▸ **EXERCISE DIRECTIONS**
Reproduce each line that includes the word "What".

▸ **GIVEN INFORMATION**
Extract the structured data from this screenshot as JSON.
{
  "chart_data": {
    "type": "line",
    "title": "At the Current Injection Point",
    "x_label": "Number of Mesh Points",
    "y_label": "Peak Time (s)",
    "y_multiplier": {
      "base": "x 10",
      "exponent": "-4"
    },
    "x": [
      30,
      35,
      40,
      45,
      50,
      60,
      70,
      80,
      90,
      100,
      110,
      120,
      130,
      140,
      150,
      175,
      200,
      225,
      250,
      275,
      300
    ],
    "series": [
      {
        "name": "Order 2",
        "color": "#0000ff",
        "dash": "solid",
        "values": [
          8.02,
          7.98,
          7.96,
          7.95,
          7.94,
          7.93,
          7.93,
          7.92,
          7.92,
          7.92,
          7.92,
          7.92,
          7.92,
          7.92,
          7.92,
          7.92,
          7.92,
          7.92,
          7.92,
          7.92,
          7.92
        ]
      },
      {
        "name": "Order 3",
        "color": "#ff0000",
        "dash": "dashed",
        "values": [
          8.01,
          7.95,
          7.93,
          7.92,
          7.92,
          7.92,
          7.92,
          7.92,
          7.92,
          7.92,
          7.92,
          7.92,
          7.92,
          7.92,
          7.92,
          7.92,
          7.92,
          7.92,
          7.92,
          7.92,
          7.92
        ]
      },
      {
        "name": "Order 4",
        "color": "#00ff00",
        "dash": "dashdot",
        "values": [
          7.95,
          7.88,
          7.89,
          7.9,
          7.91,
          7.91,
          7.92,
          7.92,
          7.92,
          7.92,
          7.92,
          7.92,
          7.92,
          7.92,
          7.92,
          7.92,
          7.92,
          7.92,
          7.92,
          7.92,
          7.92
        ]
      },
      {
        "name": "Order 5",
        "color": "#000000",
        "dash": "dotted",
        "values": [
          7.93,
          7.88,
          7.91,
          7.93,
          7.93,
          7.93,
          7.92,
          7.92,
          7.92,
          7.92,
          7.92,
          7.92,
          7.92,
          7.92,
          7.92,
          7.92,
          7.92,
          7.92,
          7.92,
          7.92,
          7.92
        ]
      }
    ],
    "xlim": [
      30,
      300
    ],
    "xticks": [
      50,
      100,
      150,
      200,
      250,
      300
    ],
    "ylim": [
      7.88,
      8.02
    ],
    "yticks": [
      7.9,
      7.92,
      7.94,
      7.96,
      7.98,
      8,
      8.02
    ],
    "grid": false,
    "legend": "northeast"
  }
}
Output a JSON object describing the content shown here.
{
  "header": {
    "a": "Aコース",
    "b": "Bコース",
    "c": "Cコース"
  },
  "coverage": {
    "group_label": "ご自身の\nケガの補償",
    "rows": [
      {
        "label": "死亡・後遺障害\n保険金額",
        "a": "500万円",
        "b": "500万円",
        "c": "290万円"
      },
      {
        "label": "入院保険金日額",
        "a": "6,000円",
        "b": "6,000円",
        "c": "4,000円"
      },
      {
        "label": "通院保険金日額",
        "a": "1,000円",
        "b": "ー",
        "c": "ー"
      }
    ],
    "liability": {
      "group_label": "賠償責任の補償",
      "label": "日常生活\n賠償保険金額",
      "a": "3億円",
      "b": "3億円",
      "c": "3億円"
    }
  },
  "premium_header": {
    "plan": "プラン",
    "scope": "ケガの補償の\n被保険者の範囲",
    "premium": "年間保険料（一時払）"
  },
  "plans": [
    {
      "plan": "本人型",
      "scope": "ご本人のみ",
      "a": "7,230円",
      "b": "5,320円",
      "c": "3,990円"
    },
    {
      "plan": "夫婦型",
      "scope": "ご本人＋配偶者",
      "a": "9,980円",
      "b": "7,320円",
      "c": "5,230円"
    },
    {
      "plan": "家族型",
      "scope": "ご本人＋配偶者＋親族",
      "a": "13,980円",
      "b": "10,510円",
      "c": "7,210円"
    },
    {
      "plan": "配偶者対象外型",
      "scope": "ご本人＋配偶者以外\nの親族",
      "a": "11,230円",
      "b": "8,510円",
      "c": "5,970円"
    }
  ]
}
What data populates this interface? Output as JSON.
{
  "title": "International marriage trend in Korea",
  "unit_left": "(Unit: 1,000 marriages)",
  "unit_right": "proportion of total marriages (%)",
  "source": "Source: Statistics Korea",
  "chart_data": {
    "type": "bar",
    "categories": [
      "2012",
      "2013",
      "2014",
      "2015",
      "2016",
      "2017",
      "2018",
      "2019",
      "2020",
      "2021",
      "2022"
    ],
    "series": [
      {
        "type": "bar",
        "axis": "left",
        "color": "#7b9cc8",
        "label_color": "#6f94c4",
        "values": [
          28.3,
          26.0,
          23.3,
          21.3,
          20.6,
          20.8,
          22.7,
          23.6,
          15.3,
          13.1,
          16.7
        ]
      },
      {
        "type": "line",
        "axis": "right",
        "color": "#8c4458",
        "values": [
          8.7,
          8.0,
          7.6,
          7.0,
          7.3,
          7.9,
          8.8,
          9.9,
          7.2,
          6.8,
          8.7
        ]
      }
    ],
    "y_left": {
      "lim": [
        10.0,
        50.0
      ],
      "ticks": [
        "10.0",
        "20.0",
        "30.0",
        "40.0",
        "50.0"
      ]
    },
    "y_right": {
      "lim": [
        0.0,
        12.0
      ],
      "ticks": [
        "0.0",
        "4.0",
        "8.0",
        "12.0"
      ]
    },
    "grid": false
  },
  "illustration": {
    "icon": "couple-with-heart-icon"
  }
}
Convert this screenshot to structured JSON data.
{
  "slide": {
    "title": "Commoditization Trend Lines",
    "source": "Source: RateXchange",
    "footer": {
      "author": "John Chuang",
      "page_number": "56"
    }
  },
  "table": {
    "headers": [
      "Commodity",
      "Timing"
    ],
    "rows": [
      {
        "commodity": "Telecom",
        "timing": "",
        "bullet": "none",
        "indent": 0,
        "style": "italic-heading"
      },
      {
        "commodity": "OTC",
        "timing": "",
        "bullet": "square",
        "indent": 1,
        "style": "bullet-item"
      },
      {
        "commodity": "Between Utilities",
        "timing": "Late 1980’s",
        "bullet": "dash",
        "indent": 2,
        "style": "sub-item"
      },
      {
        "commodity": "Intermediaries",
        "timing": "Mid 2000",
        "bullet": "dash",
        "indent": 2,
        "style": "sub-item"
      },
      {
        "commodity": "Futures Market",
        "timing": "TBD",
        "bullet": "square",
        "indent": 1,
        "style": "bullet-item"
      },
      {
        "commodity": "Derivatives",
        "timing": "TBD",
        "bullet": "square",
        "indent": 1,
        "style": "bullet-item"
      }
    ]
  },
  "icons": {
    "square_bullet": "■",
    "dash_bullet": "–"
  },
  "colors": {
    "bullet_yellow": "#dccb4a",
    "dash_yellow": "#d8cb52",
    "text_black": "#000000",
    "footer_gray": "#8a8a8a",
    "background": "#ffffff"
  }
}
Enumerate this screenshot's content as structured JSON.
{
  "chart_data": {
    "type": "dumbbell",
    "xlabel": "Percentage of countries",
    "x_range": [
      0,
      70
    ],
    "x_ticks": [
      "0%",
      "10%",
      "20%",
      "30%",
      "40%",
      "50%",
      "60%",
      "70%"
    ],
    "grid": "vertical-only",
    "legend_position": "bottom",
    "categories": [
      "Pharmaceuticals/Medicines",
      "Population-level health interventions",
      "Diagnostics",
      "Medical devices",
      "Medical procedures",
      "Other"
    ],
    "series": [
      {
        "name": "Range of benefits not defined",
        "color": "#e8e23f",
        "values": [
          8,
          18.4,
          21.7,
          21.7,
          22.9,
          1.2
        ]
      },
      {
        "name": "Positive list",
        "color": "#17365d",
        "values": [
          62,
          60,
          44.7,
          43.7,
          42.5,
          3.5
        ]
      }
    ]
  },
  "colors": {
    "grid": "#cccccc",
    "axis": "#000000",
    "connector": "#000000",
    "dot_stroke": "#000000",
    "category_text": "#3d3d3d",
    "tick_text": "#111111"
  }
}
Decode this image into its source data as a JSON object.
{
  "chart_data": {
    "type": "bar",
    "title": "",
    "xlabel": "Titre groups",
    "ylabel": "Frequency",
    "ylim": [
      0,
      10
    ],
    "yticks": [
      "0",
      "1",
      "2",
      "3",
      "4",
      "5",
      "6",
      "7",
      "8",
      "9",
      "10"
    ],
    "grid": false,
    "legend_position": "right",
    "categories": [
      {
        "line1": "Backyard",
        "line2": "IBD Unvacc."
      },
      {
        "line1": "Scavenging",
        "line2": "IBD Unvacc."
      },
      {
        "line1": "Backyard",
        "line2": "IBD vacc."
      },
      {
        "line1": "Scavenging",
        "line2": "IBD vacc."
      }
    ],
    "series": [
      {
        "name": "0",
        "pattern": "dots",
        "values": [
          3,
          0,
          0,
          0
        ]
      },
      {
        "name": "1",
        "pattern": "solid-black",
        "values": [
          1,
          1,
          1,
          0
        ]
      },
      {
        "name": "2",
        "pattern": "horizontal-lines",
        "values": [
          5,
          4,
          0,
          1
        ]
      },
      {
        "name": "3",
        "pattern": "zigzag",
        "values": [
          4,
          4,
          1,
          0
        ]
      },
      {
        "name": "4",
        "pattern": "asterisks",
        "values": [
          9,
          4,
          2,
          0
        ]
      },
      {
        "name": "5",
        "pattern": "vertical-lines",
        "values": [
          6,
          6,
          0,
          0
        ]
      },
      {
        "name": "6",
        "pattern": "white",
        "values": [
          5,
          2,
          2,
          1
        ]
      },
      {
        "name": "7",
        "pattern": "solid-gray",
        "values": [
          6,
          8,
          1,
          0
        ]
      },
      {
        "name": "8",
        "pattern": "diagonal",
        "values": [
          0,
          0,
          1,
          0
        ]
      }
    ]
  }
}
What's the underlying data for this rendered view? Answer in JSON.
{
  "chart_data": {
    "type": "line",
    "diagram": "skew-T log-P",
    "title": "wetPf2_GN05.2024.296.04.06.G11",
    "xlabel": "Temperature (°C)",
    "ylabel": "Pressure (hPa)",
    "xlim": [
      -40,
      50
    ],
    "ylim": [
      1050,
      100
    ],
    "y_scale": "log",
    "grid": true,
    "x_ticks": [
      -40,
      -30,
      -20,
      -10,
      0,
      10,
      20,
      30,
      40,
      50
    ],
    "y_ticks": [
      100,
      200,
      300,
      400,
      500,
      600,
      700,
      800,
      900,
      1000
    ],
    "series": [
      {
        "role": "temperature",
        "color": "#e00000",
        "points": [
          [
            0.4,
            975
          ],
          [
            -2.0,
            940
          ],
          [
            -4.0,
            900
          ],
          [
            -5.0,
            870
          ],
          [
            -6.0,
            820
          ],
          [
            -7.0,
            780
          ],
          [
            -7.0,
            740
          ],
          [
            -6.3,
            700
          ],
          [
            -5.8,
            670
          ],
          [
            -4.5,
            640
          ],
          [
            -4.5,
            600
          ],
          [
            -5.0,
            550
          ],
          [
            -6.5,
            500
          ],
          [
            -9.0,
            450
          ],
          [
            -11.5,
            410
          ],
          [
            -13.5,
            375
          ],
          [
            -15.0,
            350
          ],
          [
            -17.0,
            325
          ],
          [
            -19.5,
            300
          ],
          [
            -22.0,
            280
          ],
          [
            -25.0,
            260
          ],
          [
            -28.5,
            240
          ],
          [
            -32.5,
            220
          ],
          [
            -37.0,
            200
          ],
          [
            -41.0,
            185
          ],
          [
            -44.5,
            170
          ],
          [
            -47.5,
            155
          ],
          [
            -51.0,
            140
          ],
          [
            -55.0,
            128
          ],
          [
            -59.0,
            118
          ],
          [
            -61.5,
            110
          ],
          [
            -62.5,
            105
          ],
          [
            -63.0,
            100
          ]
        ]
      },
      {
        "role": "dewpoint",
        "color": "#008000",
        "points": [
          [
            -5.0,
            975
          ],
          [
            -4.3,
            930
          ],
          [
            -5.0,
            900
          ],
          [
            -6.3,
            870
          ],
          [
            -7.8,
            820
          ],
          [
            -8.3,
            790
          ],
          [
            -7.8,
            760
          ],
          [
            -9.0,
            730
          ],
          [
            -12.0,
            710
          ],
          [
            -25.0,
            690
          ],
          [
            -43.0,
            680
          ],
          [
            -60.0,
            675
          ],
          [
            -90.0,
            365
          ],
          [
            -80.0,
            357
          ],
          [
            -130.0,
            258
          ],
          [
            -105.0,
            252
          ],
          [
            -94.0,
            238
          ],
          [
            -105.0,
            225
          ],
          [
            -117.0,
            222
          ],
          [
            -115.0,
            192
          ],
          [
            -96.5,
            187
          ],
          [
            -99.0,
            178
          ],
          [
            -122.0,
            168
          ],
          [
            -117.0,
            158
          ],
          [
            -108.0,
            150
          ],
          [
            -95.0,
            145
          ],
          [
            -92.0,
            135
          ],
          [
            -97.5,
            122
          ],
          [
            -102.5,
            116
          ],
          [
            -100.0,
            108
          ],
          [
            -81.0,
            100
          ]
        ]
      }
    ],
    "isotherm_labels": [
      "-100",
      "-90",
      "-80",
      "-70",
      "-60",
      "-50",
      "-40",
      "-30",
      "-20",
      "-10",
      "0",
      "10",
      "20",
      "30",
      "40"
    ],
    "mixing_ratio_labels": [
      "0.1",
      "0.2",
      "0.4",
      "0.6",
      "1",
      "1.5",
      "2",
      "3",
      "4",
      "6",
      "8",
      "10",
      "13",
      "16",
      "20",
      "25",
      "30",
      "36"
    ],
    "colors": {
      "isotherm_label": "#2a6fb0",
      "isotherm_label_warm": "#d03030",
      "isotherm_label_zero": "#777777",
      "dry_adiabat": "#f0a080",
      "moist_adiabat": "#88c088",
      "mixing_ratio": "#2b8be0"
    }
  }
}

▸ **OUTPUT FOR THIS TASK**
What data populates this interface? Output as JSON.
What's the underlying data for this rendered view? Answer in JSON.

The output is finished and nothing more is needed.